↓↓↓

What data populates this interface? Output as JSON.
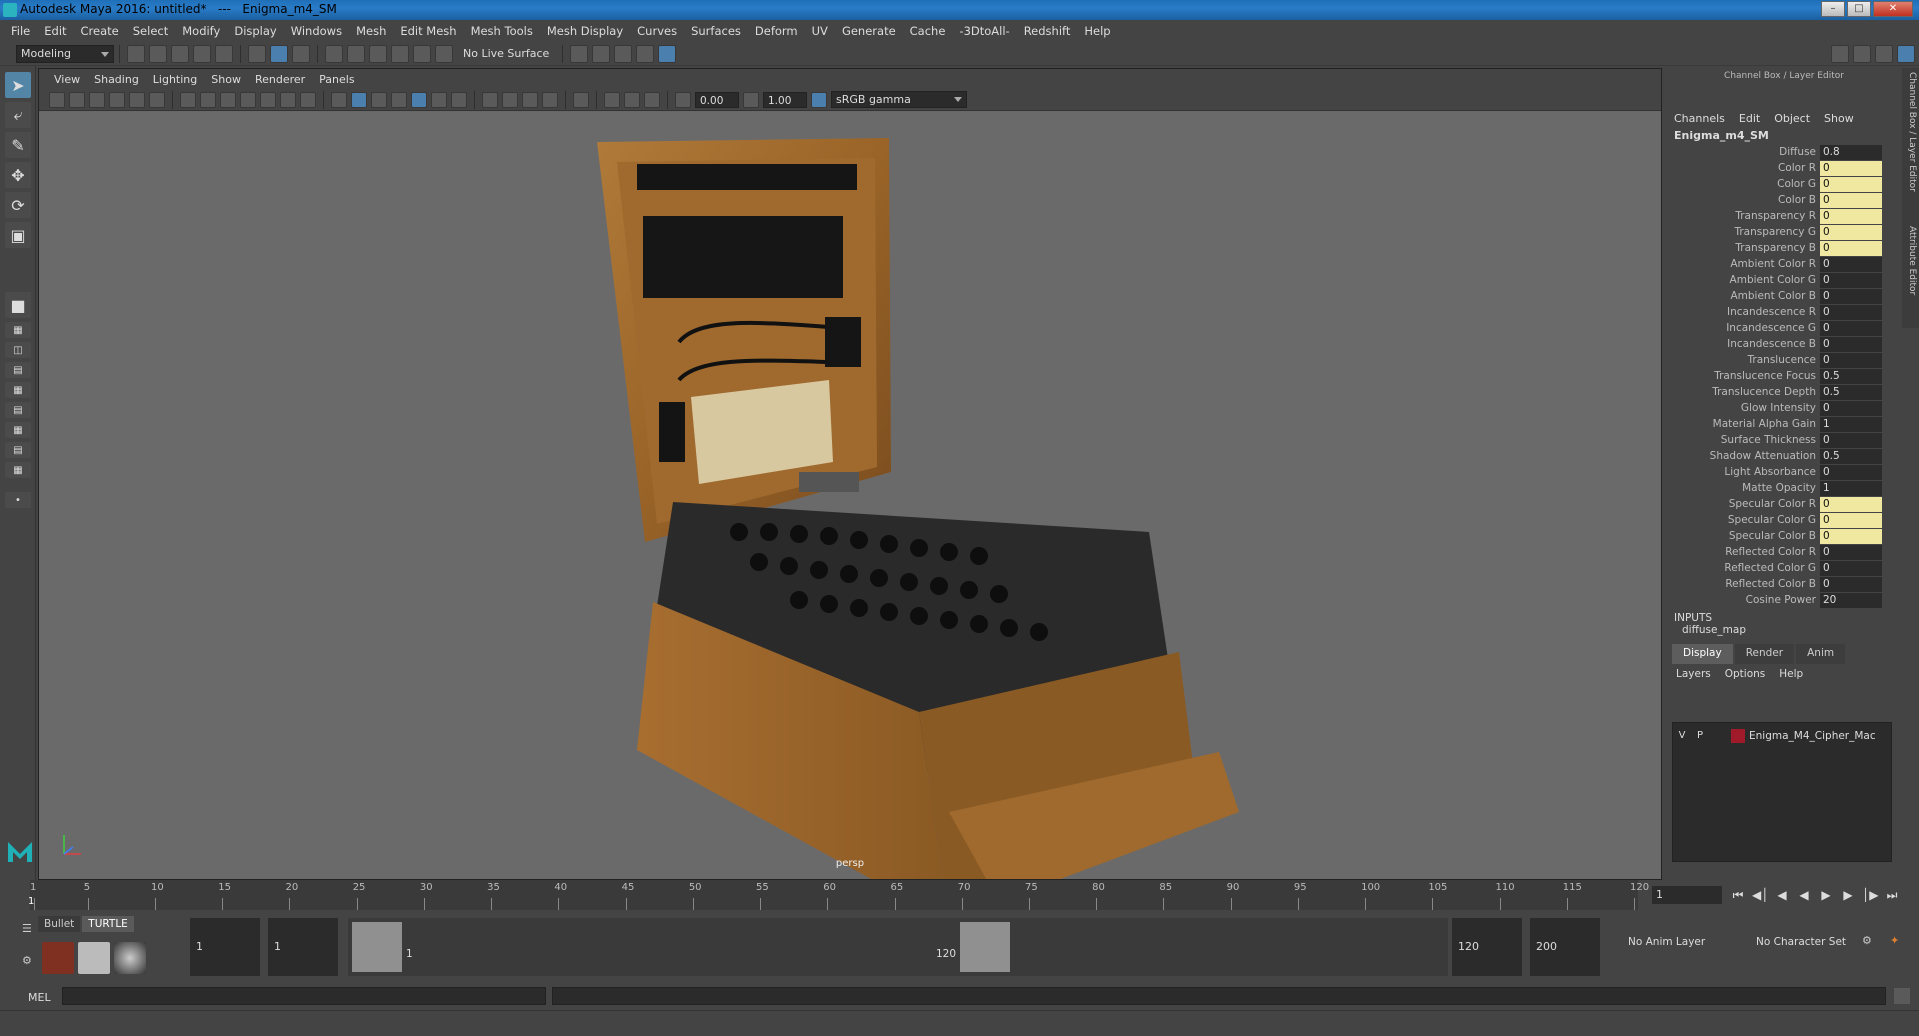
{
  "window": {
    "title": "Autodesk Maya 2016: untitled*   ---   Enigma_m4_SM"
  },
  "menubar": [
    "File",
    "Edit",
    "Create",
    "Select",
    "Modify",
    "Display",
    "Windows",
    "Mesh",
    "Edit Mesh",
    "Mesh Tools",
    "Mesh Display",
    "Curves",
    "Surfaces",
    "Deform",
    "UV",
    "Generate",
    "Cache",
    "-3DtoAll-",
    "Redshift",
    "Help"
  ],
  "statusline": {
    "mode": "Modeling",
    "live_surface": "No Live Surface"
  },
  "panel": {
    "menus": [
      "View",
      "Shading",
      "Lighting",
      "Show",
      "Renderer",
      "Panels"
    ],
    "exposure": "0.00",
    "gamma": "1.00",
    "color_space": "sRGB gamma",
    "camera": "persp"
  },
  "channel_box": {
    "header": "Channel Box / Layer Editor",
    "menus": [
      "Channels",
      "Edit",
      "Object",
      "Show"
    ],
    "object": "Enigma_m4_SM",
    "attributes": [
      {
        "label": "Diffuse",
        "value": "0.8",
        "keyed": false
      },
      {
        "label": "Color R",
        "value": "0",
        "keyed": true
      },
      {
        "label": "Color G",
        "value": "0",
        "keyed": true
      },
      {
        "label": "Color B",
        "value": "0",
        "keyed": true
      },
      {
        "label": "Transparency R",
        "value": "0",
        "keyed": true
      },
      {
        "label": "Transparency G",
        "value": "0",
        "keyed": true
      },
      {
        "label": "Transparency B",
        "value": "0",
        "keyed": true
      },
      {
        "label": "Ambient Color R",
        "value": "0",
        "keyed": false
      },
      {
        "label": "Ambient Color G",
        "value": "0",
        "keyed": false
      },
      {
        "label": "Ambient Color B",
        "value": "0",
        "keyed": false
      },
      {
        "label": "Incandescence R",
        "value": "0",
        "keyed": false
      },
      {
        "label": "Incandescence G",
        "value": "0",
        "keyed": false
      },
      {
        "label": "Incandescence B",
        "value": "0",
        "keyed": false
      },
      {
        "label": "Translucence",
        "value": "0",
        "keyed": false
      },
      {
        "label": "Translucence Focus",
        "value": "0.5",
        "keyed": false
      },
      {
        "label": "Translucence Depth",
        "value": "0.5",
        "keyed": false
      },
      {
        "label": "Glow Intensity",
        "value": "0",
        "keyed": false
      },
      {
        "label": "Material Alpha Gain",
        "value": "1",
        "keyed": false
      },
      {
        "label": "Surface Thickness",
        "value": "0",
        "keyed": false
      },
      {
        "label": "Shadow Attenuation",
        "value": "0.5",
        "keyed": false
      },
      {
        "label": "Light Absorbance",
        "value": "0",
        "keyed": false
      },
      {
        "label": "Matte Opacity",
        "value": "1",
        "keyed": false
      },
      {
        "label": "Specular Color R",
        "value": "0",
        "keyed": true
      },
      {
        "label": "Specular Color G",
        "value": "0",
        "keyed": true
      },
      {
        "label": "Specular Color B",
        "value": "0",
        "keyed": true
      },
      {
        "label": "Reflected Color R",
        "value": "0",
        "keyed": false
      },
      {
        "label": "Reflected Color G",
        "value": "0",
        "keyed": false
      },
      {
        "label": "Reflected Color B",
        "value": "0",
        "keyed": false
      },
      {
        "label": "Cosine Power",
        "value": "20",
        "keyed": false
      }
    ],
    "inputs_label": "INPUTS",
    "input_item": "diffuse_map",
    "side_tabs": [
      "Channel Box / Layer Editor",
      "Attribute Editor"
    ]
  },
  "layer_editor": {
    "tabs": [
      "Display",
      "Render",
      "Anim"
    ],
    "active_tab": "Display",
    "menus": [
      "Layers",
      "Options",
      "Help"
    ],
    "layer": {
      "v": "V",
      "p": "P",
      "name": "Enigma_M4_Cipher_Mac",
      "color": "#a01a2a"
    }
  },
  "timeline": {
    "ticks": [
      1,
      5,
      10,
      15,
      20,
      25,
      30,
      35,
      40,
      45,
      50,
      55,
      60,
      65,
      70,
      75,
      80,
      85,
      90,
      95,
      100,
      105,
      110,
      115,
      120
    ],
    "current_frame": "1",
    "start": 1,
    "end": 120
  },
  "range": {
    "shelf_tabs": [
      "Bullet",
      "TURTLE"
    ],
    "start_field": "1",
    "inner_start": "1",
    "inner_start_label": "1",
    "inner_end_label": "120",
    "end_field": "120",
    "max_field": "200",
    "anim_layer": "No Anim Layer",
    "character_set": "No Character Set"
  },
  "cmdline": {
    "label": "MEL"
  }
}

↑↑↑
↓↓↓

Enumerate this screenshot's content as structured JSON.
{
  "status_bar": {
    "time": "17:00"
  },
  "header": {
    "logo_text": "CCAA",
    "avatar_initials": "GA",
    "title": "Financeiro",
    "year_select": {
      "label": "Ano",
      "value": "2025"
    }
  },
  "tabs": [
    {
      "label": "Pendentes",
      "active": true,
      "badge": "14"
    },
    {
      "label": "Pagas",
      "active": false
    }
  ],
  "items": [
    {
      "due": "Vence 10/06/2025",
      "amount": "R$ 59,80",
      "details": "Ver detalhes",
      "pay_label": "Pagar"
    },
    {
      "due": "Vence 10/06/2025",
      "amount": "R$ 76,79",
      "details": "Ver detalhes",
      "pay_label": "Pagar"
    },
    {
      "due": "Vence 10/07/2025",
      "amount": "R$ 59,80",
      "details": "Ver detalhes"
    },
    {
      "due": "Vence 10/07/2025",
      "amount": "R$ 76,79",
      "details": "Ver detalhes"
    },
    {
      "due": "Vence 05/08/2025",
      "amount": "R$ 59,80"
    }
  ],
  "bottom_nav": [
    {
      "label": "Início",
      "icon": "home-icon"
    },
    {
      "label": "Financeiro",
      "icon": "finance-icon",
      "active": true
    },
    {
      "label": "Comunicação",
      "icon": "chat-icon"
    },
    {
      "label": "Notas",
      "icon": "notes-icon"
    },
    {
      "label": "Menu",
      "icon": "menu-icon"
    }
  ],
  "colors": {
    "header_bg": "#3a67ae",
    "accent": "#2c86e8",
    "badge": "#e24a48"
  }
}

↑↑↑
↓↓↓

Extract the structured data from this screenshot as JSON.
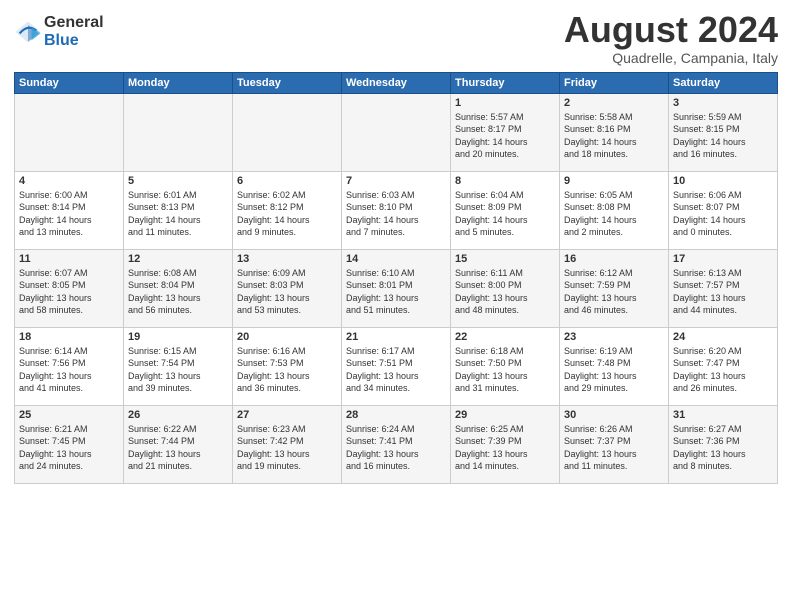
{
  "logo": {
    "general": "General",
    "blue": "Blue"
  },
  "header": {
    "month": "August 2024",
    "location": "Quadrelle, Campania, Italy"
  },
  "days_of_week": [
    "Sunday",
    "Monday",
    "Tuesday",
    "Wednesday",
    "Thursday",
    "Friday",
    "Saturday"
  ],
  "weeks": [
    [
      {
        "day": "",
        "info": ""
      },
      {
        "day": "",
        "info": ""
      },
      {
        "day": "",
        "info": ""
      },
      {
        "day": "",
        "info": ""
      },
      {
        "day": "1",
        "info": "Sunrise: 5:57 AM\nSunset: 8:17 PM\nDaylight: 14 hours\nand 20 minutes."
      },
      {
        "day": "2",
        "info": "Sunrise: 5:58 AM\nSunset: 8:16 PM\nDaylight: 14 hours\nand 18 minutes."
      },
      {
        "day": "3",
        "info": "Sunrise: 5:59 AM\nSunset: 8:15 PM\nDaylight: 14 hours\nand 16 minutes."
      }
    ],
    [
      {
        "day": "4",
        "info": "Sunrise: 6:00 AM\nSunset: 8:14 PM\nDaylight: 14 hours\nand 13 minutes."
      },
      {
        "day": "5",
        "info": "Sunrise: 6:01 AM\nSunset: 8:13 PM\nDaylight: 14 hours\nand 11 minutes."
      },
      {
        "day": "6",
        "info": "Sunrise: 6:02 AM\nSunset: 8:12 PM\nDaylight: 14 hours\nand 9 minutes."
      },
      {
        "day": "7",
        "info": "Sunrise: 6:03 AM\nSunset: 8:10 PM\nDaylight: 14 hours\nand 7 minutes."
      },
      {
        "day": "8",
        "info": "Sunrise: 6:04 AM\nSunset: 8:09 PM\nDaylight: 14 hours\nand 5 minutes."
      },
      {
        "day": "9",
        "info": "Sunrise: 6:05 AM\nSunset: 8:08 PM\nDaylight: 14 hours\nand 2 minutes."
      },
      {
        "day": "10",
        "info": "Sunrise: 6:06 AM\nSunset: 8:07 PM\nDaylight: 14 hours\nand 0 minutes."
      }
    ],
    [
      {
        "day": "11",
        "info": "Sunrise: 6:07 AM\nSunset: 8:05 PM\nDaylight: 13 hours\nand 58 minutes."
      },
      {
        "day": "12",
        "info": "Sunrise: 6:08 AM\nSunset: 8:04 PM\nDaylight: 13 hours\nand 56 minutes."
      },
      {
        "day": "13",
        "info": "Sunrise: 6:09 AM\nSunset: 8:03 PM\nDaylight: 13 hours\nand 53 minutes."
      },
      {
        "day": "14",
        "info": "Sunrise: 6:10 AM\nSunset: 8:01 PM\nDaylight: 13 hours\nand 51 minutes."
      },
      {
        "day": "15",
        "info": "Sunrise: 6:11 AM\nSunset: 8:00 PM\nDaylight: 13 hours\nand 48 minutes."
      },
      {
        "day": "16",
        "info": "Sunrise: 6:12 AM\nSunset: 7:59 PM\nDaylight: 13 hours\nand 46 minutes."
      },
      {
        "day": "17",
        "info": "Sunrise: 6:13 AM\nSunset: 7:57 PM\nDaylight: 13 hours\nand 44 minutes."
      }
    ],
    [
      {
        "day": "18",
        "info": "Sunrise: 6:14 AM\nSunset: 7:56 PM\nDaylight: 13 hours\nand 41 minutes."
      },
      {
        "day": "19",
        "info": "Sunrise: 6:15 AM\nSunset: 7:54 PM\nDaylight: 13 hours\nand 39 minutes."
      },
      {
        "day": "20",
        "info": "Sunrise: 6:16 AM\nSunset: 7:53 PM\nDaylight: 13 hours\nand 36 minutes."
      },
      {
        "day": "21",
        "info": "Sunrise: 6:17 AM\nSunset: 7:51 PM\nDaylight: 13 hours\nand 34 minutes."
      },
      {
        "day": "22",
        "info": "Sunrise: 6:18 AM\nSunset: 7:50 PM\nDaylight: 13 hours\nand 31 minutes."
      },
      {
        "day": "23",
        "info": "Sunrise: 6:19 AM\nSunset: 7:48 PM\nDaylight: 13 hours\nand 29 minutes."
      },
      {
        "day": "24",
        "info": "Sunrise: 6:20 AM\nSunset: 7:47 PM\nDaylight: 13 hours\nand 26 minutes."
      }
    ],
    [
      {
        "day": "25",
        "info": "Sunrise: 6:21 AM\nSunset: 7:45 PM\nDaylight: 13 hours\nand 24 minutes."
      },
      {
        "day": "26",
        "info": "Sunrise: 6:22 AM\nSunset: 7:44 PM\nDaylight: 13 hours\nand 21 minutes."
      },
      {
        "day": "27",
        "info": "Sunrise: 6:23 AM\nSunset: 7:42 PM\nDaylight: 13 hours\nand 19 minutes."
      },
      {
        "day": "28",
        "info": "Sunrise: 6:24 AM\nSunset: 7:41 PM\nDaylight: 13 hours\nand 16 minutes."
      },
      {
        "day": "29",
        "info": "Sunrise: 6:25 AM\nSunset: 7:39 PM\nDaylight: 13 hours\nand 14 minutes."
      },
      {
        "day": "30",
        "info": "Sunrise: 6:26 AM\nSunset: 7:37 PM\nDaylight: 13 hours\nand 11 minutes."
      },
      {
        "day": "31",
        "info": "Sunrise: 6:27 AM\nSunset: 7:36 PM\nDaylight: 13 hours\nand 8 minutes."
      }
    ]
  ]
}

↑↑↑

Using the listing above, pick out each line that contains the word "structured", then copy it.

Enumerate this screenshot's content as structured JSON.
Extract the structured data from this screenshot as JSON.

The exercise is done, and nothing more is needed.